- Stored rows
----

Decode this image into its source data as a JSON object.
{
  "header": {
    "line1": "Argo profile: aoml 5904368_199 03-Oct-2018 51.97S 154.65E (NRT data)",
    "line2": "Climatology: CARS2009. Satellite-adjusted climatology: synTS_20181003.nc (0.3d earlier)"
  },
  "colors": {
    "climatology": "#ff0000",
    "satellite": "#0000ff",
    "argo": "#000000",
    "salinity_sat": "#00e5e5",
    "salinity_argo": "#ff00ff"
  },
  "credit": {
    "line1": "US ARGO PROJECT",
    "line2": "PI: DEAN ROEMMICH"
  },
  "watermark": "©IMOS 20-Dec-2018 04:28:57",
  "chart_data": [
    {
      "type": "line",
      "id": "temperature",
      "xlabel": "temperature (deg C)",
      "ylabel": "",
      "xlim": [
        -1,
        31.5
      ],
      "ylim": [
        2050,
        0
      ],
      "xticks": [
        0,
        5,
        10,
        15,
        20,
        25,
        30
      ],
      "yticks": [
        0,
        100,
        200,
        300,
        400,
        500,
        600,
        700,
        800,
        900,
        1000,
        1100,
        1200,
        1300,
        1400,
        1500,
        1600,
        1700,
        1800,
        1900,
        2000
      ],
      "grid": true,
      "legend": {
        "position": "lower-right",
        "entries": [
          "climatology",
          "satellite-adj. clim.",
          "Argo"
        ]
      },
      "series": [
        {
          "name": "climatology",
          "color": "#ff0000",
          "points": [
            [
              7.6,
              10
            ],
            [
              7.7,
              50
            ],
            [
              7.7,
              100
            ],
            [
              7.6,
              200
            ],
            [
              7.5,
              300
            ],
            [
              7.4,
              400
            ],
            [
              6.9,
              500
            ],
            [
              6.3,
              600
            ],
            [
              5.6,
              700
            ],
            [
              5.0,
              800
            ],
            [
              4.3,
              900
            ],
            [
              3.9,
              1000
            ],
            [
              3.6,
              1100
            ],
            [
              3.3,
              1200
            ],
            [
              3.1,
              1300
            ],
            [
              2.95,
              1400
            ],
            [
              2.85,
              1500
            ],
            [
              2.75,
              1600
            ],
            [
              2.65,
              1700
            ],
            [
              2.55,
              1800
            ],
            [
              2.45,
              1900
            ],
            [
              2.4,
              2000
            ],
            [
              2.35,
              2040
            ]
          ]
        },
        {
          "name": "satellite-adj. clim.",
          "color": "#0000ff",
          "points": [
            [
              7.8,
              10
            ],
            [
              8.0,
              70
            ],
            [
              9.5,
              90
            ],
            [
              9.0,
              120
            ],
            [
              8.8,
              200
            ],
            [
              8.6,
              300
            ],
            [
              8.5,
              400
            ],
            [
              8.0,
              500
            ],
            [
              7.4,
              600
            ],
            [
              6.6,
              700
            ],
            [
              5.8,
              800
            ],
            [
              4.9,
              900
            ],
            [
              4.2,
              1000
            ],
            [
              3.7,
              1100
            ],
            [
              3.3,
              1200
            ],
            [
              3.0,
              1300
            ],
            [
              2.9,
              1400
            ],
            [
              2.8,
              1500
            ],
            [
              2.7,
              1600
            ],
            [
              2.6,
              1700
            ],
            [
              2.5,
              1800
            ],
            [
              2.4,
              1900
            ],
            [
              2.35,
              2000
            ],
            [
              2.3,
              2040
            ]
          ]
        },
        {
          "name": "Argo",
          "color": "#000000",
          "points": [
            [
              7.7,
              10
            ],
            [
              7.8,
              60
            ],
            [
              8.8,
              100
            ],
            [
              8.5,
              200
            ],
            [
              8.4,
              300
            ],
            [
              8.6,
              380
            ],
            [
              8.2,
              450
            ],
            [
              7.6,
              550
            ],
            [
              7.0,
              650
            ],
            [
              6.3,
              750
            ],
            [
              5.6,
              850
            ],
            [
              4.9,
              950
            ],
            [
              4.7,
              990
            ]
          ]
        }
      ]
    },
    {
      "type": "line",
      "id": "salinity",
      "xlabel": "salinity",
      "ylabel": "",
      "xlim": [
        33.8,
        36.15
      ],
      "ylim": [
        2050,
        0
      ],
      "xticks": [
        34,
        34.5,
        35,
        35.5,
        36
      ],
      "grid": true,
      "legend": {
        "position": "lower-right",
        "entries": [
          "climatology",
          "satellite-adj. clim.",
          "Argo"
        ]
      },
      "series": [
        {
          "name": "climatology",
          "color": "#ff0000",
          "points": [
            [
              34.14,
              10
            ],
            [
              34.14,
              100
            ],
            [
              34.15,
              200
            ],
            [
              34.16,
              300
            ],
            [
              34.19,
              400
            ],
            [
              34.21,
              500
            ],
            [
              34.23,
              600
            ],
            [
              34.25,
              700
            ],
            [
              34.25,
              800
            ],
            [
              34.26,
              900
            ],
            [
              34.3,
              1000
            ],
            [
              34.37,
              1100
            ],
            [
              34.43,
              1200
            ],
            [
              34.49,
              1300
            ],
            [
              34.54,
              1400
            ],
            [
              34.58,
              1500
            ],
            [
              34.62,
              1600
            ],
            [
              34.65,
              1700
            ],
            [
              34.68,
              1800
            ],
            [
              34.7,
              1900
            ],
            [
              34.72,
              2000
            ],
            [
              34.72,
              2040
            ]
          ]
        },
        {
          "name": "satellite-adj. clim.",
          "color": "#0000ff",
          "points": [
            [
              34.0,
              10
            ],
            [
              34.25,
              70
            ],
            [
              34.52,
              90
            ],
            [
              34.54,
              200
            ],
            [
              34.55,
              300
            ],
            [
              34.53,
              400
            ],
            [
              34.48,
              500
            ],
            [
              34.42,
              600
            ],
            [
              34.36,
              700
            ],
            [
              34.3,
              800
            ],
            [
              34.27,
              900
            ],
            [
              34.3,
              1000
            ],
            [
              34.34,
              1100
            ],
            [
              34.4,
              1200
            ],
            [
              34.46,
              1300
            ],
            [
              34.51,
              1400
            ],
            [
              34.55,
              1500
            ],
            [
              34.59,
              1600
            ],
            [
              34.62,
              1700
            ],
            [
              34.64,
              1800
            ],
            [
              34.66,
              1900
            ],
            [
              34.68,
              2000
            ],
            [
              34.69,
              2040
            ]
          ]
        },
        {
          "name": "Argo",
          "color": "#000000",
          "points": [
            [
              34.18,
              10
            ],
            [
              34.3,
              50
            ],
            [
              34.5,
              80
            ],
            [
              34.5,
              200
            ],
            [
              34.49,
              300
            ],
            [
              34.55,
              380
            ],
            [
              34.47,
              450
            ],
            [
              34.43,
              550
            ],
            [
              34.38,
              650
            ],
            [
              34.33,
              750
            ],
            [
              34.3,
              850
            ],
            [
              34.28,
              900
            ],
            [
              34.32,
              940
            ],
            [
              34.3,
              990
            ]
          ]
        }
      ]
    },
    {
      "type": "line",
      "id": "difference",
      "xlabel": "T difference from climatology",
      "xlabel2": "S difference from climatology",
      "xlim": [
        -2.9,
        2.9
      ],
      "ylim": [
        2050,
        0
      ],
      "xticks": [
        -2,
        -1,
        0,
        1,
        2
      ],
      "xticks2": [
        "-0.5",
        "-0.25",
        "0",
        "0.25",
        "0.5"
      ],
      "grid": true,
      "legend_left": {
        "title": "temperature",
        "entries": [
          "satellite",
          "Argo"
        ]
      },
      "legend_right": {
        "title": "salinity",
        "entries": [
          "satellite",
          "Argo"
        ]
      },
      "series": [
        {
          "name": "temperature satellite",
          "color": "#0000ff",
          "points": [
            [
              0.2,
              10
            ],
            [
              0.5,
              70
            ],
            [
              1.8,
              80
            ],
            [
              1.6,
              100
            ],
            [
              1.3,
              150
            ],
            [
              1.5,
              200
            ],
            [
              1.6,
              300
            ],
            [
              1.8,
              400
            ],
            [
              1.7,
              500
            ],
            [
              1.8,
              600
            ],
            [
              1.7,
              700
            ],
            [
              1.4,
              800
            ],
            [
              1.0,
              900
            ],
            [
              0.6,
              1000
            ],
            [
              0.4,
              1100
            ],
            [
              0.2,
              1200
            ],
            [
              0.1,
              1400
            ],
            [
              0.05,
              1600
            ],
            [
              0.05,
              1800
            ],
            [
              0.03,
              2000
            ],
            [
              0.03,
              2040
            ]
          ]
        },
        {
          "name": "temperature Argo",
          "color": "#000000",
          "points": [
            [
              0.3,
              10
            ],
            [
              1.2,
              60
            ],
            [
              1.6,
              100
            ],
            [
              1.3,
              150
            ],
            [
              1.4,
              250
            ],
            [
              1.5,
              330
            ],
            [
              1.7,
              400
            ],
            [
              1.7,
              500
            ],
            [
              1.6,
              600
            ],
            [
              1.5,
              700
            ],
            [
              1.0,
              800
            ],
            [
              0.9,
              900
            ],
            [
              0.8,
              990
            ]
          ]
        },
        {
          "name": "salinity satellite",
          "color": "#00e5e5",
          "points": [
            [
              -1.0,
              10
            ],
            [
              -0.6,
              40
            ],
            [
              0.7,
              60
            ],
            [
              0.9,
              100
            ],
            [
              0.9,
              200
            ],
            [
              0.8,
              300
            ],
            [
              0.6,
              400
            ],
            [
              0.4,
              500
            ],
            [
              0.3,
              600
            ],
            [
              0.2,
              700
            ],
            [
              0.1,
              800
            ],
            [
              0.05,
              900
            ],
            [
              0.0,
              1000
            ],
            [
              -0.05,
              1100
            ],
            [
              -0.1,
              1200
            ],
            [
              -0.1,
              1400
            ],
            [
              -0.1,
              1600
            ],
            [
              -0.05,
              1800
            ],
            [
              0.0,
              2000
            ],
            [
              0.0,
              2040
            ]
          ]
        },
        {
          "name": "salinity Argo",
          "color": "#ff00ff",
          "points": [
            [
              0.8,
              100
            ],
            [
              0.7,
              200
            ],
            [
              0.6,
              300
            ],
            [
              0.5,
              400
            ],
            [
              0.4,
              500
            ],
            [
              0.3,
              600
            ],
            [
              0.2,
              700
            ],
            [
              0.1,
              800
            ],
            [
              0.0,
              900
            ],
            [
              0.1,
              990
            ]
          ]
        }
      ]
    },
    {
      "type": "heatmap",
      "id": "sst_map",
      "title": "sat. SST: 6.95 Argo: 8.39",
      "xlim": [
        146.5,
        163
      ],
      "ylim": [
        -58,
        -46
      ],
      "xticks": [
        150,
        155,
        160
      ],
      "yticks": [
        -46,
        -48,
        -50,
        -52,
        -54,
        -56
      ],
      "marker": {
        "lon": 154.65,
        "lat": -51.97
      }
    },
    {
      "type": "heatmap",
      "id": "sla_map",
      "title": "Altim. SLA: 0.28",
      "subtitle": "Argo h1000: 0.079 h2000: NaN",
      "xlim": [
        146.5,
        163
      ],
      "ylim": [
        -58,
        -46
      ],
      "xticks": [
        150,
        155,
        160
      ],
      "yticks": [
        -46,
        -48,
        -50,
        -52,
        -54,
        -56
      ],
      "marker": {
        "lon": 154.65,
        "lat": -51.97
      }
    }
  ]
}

----

- Exercise objective
Look through the data above. Copy every line with the string "climatology" in it.

- Worked answer
    "line2": "Climatology: CARS2009. Satellite-adjusted climatology: synTS_20181003.nc (0.3d earlier)"
    "climatology": "#ff0000",
          "climatology",
          "name": "climatology",
          "climatology",
          "name": "climatology",
      "xlabel": "T difference from climatology",
      "xlabel2": "S difference from climatology",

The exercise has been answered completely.